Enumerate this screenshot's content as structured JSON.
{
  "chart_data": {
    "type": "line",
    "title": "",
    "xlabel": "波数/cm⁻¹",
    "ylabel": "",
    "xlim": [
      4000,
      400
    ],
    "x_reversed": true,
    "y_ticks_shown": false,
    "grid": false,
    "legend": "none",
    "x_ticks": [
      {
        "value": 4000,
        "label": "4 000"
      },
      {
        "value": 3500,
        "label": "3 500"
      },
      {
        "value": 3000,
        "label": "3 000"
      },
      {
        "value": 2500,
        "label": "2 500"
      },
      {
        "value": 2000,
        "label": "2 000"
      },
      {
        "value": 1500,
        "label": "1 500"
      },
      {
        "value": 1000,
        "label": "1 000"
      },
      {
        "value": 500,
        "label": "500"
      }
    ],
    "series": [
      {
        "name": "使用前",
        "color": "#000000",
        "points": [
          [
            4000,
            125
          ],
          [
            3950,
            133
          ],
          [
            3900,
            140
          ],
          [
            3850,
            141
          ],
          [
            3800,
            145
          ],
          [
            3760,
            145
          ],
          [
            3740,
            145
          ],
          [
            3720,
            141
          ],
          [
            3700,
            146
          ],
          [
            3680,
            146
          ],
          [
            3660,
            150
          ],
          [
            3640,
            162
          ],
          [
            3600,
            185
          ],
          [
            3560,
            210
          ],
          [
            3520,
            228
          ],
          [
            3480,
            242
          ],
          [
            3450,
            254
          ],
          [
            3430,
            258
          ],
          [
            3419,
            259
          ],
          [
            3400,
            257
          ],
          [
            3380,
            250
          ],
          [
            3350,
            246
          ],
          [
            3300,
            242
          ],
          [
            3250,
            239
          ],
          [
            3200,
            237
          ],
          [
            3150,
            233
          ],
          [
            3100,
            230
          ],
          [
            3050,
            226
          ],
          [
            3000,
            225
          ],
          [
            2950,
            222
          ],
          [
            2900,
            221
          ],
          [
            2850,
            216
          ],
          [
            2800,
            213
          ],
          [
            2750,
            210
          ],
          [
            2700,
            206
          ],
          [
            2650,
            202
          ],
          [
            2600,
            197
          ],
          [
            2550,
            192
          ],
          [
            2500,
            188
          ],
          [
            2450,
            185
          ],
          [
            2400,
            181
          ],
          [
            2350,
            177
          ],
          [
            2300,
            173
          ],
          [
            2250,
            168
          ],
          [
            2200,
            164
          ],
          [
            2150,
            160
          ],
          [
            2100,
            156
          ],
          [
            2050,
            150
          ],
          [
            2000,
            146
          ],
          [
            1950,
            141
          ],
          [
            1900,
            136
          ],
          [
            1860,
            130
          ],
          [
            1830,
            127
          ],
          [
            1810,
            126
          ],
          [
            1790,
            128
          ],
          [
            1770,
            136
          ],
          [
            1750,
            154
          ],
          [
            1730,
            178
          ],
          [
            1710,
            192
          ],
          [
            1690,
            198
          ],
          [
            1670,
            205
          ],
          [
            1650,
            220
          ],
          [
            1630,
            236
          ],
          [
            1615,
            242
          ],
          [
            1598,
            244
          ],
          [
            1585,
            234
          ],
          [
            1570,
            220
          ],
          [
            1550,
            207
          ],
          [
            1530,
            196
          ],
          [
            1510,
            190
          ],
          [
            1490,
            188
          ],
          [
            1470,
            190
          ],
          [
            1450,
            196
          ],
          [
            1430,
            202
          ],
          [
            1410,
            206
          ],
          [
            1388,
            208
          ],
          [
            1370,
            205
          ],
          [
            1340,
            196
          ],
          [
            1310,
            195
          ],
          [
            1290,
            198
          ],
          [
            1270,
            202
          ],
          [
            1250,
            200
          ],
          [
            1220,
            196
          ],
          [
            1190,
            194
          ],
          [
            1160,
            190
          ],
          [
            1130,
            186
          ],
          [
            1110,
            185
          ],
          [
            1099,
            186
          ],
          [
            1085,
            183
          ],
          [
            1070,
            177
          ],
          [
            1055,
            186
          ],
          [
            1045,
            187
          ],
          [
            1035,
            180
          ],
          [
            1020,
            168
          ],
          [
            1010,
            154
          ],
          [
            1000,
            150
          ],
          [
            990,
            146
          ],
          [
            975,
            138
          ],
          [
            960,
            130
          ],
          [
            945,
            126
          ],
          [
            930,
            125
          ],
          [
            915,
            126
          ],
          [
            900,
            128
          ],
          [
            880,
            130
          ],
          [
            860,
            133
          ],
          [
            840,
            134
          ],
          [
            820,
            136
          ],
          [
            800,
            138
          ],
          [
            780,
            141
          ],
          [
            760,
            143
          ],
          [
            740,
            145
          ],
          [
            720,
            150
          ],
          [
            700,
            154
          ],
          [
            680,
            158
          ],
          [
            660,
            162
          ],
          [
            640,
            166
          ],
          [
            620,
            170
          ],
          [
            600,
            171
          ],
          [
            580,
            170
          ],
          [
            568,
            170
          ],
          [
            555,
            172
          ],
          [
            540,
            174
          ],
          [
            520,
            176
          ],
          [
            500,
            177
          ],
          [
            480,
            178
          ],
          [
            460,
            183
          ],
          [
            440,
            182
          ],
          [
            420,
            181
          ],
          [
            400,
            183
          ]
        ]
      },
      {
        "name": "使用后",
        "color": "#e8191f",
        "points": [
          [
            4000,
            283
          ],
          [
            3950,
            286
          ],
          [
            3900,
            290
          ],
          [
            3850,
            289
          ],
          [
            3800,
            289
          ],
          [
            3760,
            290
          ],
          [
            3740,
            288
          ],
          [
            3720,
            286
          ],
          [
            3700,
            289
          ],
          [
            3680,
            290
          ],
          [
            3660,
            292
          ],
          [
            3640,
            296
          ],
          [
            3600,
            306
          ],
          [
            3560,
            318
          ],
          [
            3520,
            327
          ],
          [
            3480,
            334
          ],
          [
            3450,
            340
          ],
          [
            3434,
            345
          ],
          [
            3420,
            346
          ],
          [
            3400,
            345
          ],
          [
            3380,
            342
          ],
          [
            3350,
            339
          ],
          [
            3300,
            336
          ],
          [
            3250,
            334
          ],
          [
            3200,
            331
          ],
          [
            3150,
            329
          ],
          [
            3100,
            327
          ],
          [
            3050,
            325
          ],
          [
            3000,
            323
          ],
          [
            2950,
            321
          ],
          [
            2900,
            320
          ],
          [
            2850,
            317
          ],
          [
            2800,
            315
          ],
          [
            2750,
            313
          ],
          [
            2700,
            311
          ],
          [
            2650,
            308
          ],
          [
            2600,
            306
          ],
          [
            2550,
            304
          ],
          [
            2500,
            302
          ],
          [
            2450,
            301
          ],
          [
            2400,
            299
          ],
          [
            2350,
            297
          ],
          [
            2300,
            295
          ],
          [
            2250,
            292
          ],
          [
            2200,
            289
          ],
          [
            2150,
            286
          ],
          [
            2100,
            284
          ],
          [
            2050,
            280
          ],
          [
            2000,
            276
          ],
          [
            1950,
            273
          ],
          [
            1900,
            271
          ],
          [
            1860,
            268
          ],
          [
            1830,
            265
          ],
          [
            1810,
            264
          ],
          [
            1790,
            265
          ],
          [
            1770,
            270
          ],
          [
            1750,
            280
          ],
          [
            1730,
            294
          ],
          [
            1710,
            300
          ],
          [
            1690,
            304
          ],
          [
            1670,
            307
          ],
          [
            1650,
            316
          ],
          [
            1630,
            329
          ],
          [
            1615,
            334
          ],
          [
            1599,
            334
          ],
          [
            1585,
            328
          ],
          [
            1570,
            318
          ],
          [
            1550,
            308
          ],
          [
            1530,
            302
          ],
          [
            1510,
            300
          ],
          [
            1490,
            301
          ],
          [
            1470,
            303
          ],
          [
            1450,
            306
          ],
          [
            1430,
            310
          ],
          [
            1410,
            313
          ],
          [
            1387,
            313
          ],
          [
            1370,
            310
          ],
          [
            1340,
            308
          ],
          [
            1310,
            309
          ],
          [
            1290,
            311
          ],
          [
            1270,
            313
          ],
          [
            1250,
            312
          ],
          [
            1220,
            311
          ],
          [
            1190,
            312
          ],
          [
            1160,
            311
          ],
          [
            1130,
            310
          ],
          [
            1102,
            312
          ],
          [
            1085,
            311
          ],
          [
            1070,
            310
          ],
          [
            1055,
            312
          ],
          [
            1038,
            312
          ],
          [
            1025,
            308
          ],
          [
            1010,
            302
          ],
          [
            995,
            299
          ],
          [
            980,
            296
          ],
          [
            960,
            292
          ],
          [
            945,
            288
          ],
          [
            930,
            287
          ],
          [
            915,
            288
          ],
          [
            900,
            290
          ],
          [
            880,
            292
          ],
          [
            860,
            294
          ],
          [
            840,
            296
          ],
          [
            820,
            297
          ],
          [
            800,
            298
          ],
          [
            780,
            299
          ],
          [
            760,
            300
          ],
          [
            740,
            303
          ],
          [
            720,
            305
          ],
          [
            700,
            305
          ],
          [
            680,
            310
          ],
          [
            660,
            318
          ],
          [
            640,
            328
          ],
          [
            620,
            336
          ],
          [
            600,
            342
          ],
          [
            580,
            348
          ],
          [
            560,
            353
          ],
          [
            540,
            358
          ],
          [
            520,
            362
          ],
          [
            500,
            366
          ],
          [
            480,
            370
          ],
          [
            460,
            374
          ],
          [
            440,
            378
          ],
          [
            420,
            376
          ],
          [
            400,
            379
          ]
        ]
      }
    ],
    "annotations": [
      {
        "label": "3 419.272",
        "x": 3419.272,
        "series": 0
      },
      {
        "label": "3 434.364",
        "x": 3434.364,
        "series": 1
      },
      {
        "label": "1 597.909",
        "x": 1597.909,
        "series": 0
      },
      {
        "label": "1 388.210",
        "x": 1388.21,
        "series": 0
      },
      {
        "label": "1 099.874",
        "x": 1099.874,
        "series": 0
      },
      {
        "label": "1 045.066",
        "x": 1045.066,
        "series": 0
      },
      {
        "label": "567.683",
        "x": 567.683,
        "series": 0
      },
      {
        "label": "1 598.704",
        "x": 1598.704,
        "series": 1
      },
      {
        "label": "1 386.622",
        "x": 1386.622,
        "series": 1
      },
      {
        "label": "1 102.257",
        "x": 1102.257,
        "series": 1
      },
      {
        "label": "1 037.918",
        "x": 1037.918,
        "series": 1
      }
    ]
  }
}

Exercise objective
Which lines above contain "value"? Show each of them.

Correct output
        "value": 4000,
        "value": 3500,
        "value": 3000,
        "value": 2500,
        "value": 2000,
        "value": 1500,
        "value": 1000,
        "value": 500,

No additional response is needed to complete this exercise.